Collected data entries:
= = = =

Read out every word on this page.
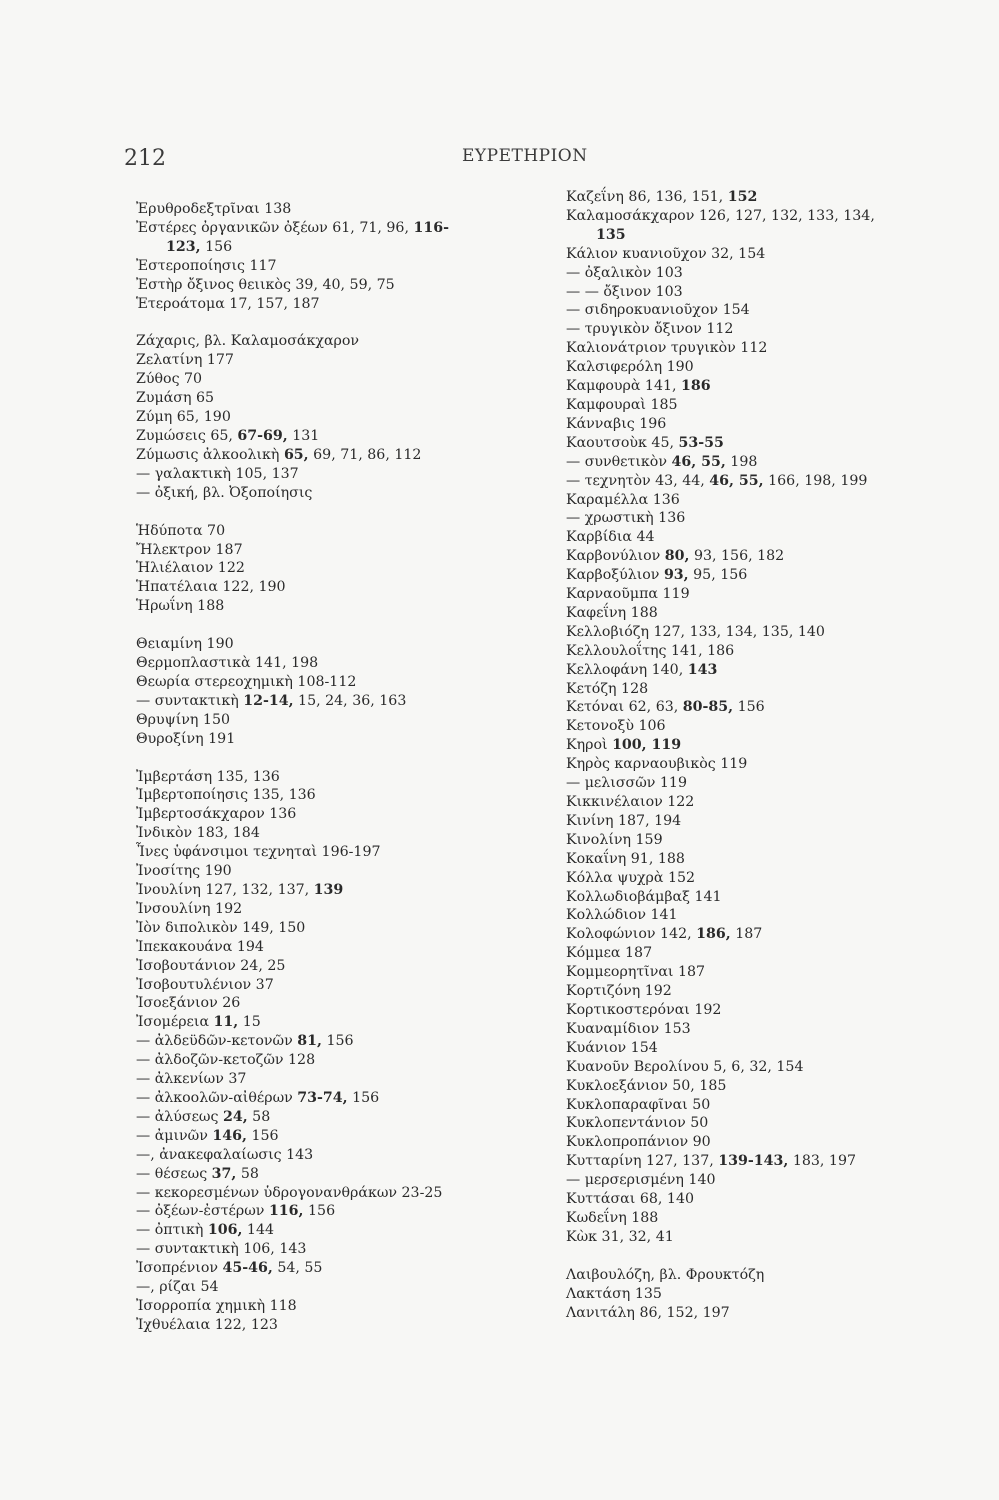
212	ΕΥΡΕΤΗΡΙΟΝ
Ἐρυθροδεξτρῖναι 138
Ἐστέρες ὀργανικῶν ὀξέων 61, 71, 96, 116-
123, 156
Ἐστεροποίησις 117
Ἐστὴρ ὄξινος θειικὸς 39, 40, 59, 75
Ἑτεροάτομα 17, 157, 187
Ζάχαρις, βλ. Καλαμοσάκχαρον
Ζελατίνη 177
Ζύθος 70
Ζυμάση 65
Ζύμη 65, 190
Ζυμώσεις 65, 67-69, 131
Ζύμωσις ἀλκοολικὴ 65, 69, 71, 86, 112
— γαλακτικὴ 105, 137
— ὀξική, βλ. Ὀξοποίησις
Ἡδύποτα 70
Ἤλεκτρον 187
Ἡλιέλαιον 122
Ἡπατέλαια 122, 190
Ἡρωΐνη 188
Θειαμίνη 190
Θερμοπλαστικὰ 141, 198
Θεωρία στερεοχημικὴ 108-112
— συντακτικὴ 12-14, 15, 24, 36, 163
Θρυψίνη 150
Θυροξίνη 191
Ἰμβερτάση 135, 136
Ἰμβερτοποίησις 135, 136
Ἰμβερτοσάκχαρον 136
Ἰνδικὸν 183, 184
Ἶνες ὑφάνσιμοι τεχνηταὶ 196-197
Ἰνοσίτης 190
Ἰνουλίνη 127, 132, 137, 139
Ἰνσουλίνη 192
Ἰὸν διπολικὸν 149, 150
Ἰπεκακουάνα 194
Ἰσοβουτάνιον 24, 25
Ἰσοβουτυλένιον 37
Ἰσοεξάνιον 26
Ἰσομέρεια 11, 15
— ἀλδεϋδῶν-κετονῶν 81, 156
— ἀλδοζῶν-κετοζῶν 128
— ἀλκενίων 37
— ἀλκοολῶν-αἰθέρων 73-74, 156
— ἀλύσεως 24, 58
— ἀμινῶν 146, 156
—, ἀνακεφαλαίωσις 143
— θέσεως 37, 58
— κεκορεσμένων ὑδρογονανθράκων 23-25
— ὀξέων-ἐστέρων 116, 156
— ὀπτικὴ 106, 144
— συντακτικὴ 106, 143
Ἰσοπρένιον 45-46, 54, 55
—, ρίζαι 54
Ἰσορροπία χημικὴ 118
Ἰχθυέλαια 122, 123
Καζεΐνη 86, 136, 151, 152
Καλαμοσάκχαρον 126, 127, 132, 133, 134,
135
Κάλιον κυανιοῦχον 32, 154
— ὀξαλικὸν 103
— — ὄξινον 103
— σιδηροκυανιοῦχον 154
— τρυγικὸν ὄξινον 112
Καλιονάτριον τρυγικὸν 112
Καλσιφερόλη 190
Καμφουρὰ 141, 186
Καμφουραὶ 185
Κάνναβις 196
Καουτσοὺκ 45, 53-55
— συνθετικὸν 46, 55, 198
— τεχνητὸν 43, 44, 46, 55, 166, 198, 199
Καραμέλλα 136
— χρωστικὴ 136
Καρβίδια 44
Καρβονύλιον 80, 93, 156, 182
Καρβοξύλιον 93, 95, 156
Καρναοῦμπα 119
Καφεΐνη 188
Κελλοβιόζη 127, 133, 134, 135, 140
Κελλουλοΐτης 141, 186
Κελλοφάνη 140, 143
Κετόζη 128
Κετόναι 62, 63, 80-85, 156
Κετονοξὺ 106
Κηροὶ 100, 119
Κηρὸς καρναουβικὸς 119
— μελισσῶν 119
Κικκινέλαιον 122
Κινίνη 187, 194
Κινολίνη 159
Κοκαΐνη 91, 188
Κόλλα ψυχρὰ 152
Κολλωδιοβάμβαξ 141
Κολλώδιον 141
Κολοφώνιον 142, 186, 187
Κόμμεα 187
Κομμεορητῖναι 187
Κορτιζόνη 192
Κορτικοστερόναι 192
Κυαναμίδιον 153
Κυάνιον 154
Κυανοῦν Βερολίνου 5, 6, 32, 154
Κυκλοεξάνιον 50, 185
Κυκλοπαραφῖναι 50
Κυκλοπεντάνιον 50
Κυκλοπροπάνιον 90
Κυτταρίνη 127, 137, 139-143, 183, 197
— μερσερισμένη 140
Κυττάσαι 68, 140
Κωδεΐνη 188
Κὼκ 31, 32, 41
Λαιβουλόζη, βλ. Φρουκτόζη
Λακτάση 135
Λανιτάλη 86, 152, 197
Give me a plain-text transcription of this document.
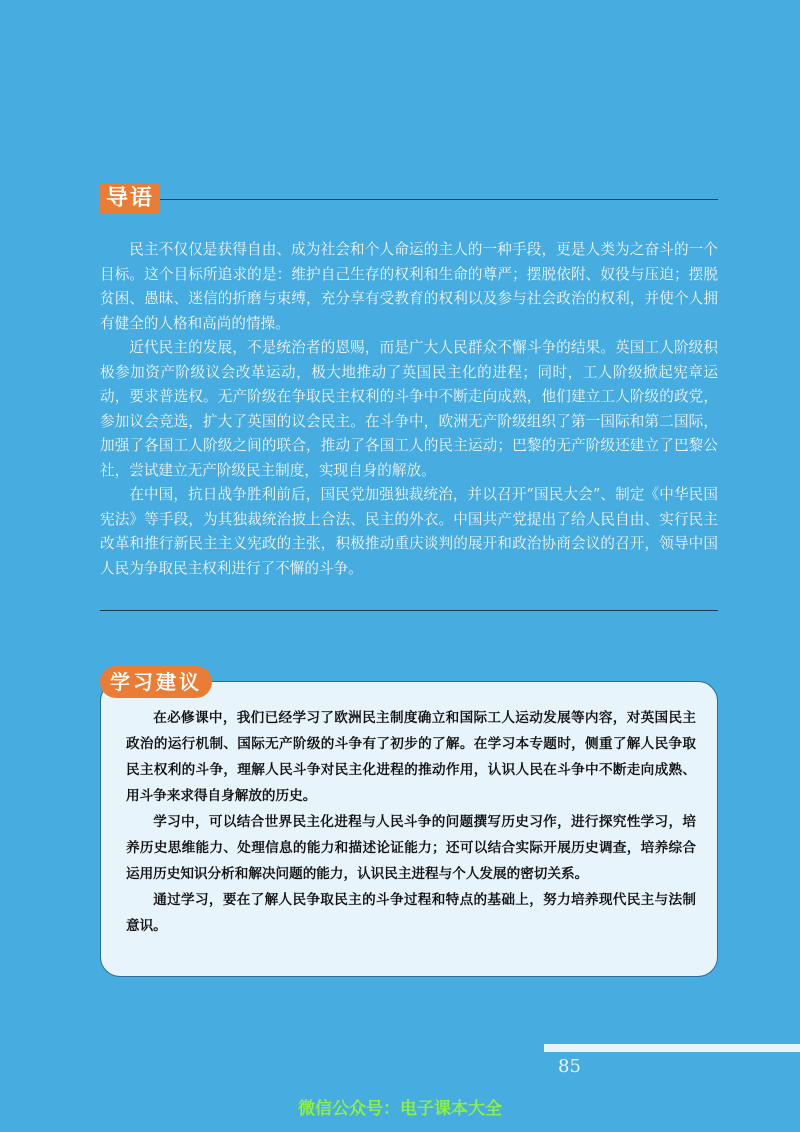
导语

民主不仅仅是获得自由、成为社会和个人命运的主人的一种手段，更是人类为之奋斗的一个目标。这个目标所追求的是：维护自己生存的权利和生命的尊严；摆脱依附、奴役与压迫；摆脱贫困、愚昧、迷信的折磨与束缚，充分享有受教育的权利以及参与社会政治的权利，并使个人拥有健全的人格和高尚的情操。

近代民主的发展，不是统治者的恩赐，而是广大人民群众不懈斗争的结果。英国工人阶级积极参加资产阶级议会改革运动，极大地推动了英国民主化的进程；同时，工人阶级掀起宪章运动，要求普选权。无产阶级在争取民主权利的斗争中不断走向成熟，他们建立工人阶级的政党，参加议会竞选，扩大了英国的议会民主。在斗争中，欧洲无产阶级组织了第一国际和第二国际，加强了各国工人阶级之间的联合，推动了各国工人的民主运动；巴黎的无产阶级还建立了巴黎公社，尝试建立无产阶级民主制度，实现自身的解放。

在中国，抗日战争胜利前后，国民党加强独裁统治，并以召开“国民大会”、制定《中华民国宪法》等手段，为其独裁统治披上合法、民主的外衣。中国共产党提出了给人民自由、实行民主改革和推行新民主主义宪政的主张，积极推动重庆谈判的展开和政治协商会议的召开，领导中国人民为争取民主权利进行了不懈的斗争。

学习建议

在必修课中，我们已经学习了欧洲民主制度确立和国际工人运动发展等内容，对英国民主政治的运行机制、国际无产阶级的斗争有了初步的了解。在学习本专题时，侧重了解人民争取民主权利的斗争，理解人民斗争对民主化进程的推动作用，认识人民在斗争中不断走向成熟、用斗争来求得自身解放的历史。

学习中，可以结合世界民主化进程与人民斗争的问题撰写历史习作，进行探究性学习，培养历史思维能力、处理信息的能力和描述论证能力；还可以结合实际开展历史调查，培养综合运用历史知识分析和解决问题的能力，认识民主进程与个人发展的密切关系。

通过学习，要在了解人民争取民主的斗争过程和特点的基础上，努力培养现代民主与法制意识。

85
微信公众号：电子课本大全
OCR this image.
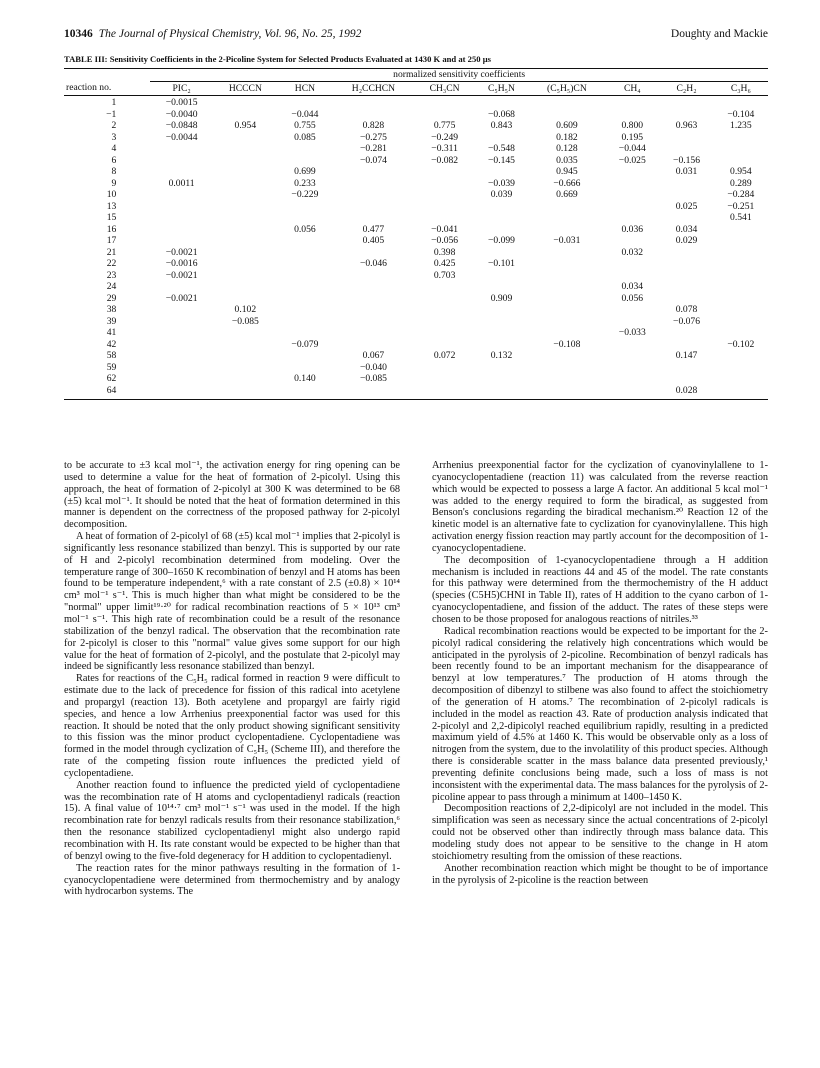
10346 The Journal of Physical Chemistry, Vol. 96, No. 25, 1992	Doughty and Mackie
TABLE III: Sensitivity Coefficients in the 2-Picoline System for Selected Products Evaluated at 1430 K and at 250 μs
	normalized sensitivity coefficients									
reaction no.	PIC₂	HCCCN	HCN	H₂CCHCN	CH₃CN	C₅H₅N	(C₅H₅)CN	CH₄	C₂H₂	C₃H₆
1	−0.0015									
−1	−0.0040		−0.044			−0.068				−0.104
2	−0.0848	0.954	0.755	0.828	0.775	0.843	0.609	0.800	0.963	1.235
3	−0.0044		0.085	−0.275	−0.249		0.182	0.195		
4				−0.281	−0.311	−0.548	0.128	−0.044		
6				−0.074	−0.082	−0.145	0.035	−0.025	−0.156	
8			0.699				0.945		0.031	0.954
9	0.0011		0.233			−0.039	−0.666			0.289
10			−0.229			0.039	0.669			−0.284
13									0.025	−0.251
15										0.541
16			0.056	0.477	−0.041			0.036	0.034	
17				0.405	−0.056	−0.099	−0.031		0.029	
21	−0.0021				0.398			0.032		
22	−0.0016			−0.046	0.425	−0.101				
23	−0.0021				0.703					
24								0.034		
29	−0.0021					0.909		0.056		
38		0.102							0.078	
39		−0.085							−0.076	
41								−0.033		
42			−0.079				−0.108			−0.102
58				0.067	0.072	0.132			0.147	
59				−0.040						
62			0.140	−0.085						
64									0.028	

to be accurate to ±3 kcal mol⁻¹, the activation energy for ring opening can be used to determine a value for the heat of formation of 2-picolyl. Using this approach, the heat of formation of 2-picolyl at 300 K was determined to be 68 (±5) kcal mol⁻¹. It should be noted that the heat of formation determined in this manner is dependent on the correctness of the proposed pathway for 2-picolyl decomposition.

A heat of formation of 2-picolyl of 68 (±5) kcal mol⁻¹ implies that 2-picolyl is significantly less resonance stabilized than benzyl. This is supported by our rate of H and 2-picolyl recombination determined from modeling. Over the temperature range of 300–1650 K recombination of benzyl and H atoms has been found to be temperature independent,⁶ with a rate constant of 2.5 (±0.8) × 10¹⁴ cm³ mol⁻¹ s⁻¹. This is much higher than what might be considered to be the "normal" upper limit¹⁹·²⁰ for radical recombination reactions of 5 × 10¹³ cm³ mol⁻¹ s⁻¹. This high rate of recombination could be a result of the resonance stabilization of the benzyl radical. The observation that the recombination rate for 2-picolyl is closer to this "normal" value gives some support for our high value for the heat of formation of 2-picolyl, and the postulate that 2-picolyl may indeed be significantly less resonance stabilized than benzyl.

Rates for reactions of the C₅H₅ radical formed in reaction 9 were difficult to estimate due to the lack of precedence for fission of this radical into acetylene and propargyl (reaction 13). Both acetylene and propargyl are fairly rigid species, and hence a low Arrhenius preexponential factor was used for this reaction. It should be noted that the only product showing significant sensitivity to this fission was the minor product cyclopentadiene. Cyclopentadiene was formed in the model through cyclization of C₅H₅ (Scheme III), and therefore the rate of the competing fission route influences the predicted yield of cyclopentadiene.

Another reaction found to influence the predicted yield of cyclopentadiene was the recombination rate of H atoms and cyclopentadienyl radicals (reaction 15). A final value of 10¹⁴·⁷ cm³ mol⁻¹ s⁻¹ was used in the model. If the high recombination rate for benzyl radicals results from their resonance stabilization,⁶ then the resonance stabilized cyclopentadienyl might also undergo rapid recombination with H. Its rate constant would be expected to be higher than that of benzyl owing to the five-fold degeneracy for H addition to cyclopentadienyl.

The reaction rates for the minor pathways resulting in the formation of 1-cyanocyclopentadiene were determined from thermochemistry and by analogy with hydrocarbon systems. The

Arrhenius preexponential factor for the cyclization of cyanovinylallene to 1-cyanocyclopentadiene (reaction 11) was calculated from the reverse reaction which would be expected to possess a large A factor. An additional 5 kcal mol⁻¹ was added to the energy required to form the biradical, as suggested from Benson's conclusions regarding the biradical mechanism.²⁰ Reaction 12 of the kinetic model is an alternative fate to cyclization for cyanovinylallene. This high activation energy fission reaction may partly account for the decomposition of 1-cyanocyclopentadiene.

The decomposition of 1-cyanocyclopentadiene through a H addition mechanism is included in reactions 44 and 45 of the model. The rate constants for this pathway were determined from the thermochemistry of the H adduct (species (C5H5)CHNI in Table II), rates of H addition to the cyano carbon of 1-cyanocyclopentadiene, and fission of the adduct. The rates of these steps were chosen to be those proposed for analogous reactions of nitriles.³³

Radical recombination reactions would be expected to be important for the 2-picolyl radical considering the relatively high concentrations which would be anticipated in the pyrolysis of 2-picoline. Recombination of benzyl radicals has been recently found to be an important mechanism for the disappearance of benzyl at low temperatures.⁷ The production of H atoms through the decomposition of dibenzyl to stilbene was also found to affect the stoichiometry of the generation of H atoms.⁷ The recombination of 2-picolyl radicals is included in the model as reaction 43. Rate of production analysis indicated that 2-picolyl and 2,2-dipicolyl reached equilibrium rapidly, resulting in a predicted maximum yield of 4.5% at 1460 K. This would be observable only as a loss of nitrogen from the system, due to the involatility of this product species. Although there is considerable scatter in the mass balance data presented previously,¹ preventing definite conclusions being made, such a loss of mass is not inconsistent with the experimental data. The mass balances for the pyrolysis of 2-picoline appear to pass through a minimum at 1400–1450 K.

Decomposition reactions of 2,2-dipicolyl are not included in the model. This simplification was seen as necessary since the actual concentrations of 2-picolyl could not be observed other than indirectly through mass balance data. This modeling study does not appear to be sensitive to the change in H atom stoichiometry resulting from the omission of these reactions.

Another recombination reaction which might be thought to be of importance in the pyrolysis of 2-picoline is the reaction between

= = = =

Check every line of the data, and copy the ones that contain "Καλαμοσάκχαρον".

**Finished answer**
Ζάχαρις, βλ. Καλαμοσάκχαρον
Καλαμοσάκχαρον 126, 127, 132, 133, 134,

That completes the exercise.